▶ **Énoncé du problème**: D'après le texte extrait ci-dessous, quelle proportion des salariés continue actuellement à se rendre sur son lieu de travail ?
─── Texte extrait
Pourquoi faire courir des risques aux enseignants, au personnel des écoles et aux enfants ? Vous êtes incapable de dire dans quelles conditions sanitaires l'accueil scolaire pourra avoir lieu. Sans tests ni masques, qui enverra ses enfants à l'école, si ce n'est ceux qui y sont contraints par des raisons professionnelles ?
Pourquoi faire courir des risques à tous les salariés ? Actuellement, 30 % d'entre eux continuent à se rendre sur leur lieu de travail, et les employeurs ne sont pas capables de leur assurer à tous une protection satisfaisante. Vous n'avez d'ailleurs toujours pas défini quels étaient les secteurs dits essentiels.
Bref, on a le sentiment que vous répondez à une injonction du MEDEF,…
M. Édouard Philippe, Premier ministre. Ben voyons !
M. Alexis Corbière. …qui nous dit « business d'abord », alors que les Français aspirent à la santé d'abord.
──────
─── Lignes de données
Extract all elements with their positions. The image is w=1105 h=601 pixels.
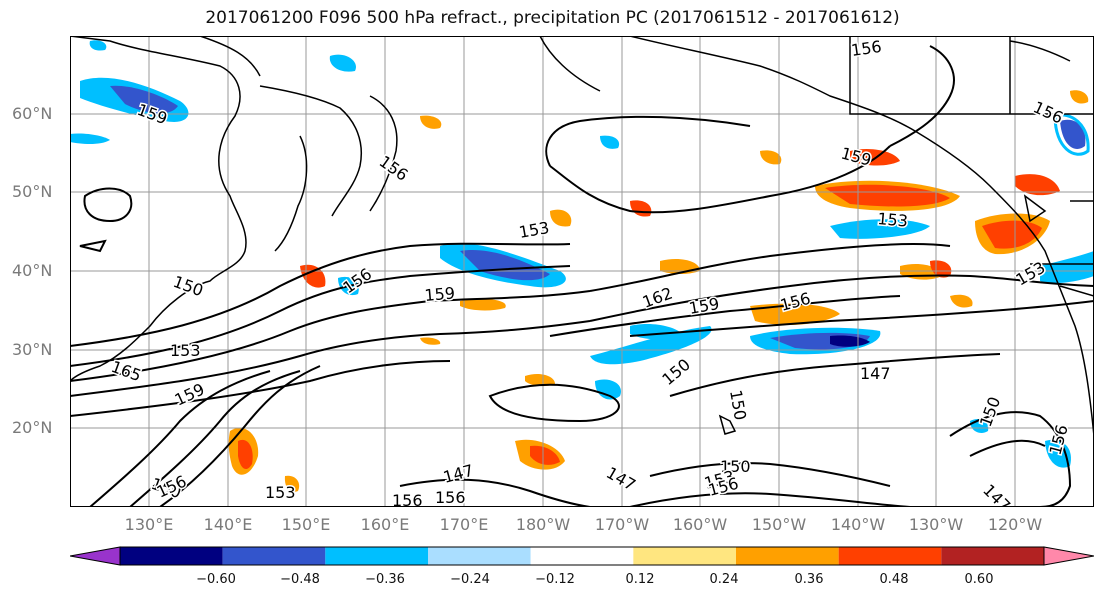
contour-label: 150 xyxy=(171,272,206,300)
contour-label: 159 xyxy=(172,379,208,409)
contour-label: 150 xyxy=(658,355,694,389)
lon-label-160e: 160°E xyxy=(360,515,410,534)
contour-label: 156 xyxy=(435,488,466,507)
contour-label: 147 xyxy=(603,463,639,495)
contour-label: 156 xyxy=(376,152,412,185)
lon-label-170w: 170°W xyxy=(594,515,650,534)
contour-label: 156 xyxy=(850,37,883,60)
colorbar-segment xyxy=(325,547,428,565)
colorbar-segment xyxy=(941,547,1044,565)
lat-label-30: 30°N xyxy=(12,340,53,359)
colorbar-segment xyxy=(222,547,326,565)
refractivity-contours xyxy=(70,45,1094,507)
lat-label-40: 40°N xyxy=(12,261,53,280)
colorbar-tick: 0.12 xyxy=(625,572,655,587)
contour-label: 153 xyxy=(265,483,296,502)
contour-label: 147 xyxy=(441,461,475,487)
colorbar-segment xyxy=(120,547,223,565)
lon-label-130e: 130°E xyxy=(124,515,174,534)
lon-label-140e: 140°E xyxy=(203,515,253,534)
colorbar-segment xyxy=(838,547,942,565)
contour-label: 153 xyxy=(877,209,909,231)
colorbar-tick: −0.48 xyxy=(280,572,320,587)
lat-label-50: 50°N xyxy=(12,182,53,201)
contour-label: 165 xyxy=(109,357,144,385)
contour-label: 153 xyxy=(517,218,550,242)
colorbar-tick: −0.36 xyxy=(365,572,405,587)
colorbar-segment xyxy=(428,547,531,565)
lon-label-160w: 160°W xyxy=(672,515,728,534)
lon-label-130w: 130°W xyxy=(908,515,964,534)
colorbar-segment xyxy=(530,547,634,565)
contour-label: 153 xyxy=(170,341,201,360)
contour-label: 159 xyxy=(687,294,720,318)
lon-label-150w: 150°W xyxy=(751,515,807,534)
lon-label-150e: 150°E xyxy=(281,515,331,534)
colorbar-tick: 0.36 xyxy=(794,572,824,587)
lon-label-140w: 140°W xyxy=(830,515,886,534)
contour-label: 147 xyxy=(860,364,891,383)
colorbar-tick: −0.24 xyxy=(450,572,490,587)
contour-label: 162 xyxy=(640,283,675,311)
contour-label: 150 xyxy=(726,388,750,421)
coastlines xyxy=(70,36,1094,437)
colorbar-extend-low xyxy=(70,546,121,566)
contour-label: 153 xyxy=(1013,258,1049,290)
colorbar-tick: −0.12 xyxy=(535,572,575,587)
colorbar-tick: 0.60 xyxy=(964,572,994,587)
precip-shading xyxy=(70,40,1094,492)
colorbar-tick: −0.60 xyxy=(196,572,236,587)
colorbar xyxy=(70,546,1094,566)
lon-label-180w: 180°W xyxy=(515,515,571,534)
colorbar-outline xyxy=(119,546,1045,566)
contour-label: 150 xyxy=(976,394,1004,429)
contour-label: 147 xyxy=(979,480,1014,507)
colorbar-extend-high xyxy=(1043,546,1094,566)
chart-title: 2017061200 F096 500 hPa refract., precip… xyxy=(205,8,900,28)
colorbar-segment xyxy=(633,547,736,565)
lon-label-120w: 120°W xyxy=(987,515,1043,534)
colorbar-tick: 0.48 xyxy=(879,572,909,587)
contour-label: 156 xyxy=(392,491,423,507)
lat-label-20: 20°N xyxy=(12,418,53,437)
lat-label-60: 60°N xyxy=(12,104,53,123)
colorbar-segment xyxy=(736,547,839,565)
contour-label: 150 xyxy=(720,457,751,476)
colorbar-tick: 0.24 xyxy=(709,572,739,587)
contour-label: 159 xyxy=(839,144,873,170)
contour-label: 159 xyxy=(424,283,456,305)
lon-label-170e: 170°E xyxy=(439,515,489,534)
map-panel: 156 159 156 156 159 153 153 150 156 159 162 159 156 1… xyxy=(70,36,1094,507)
──────
▶ **Solution proposée**: 30 % des salariés.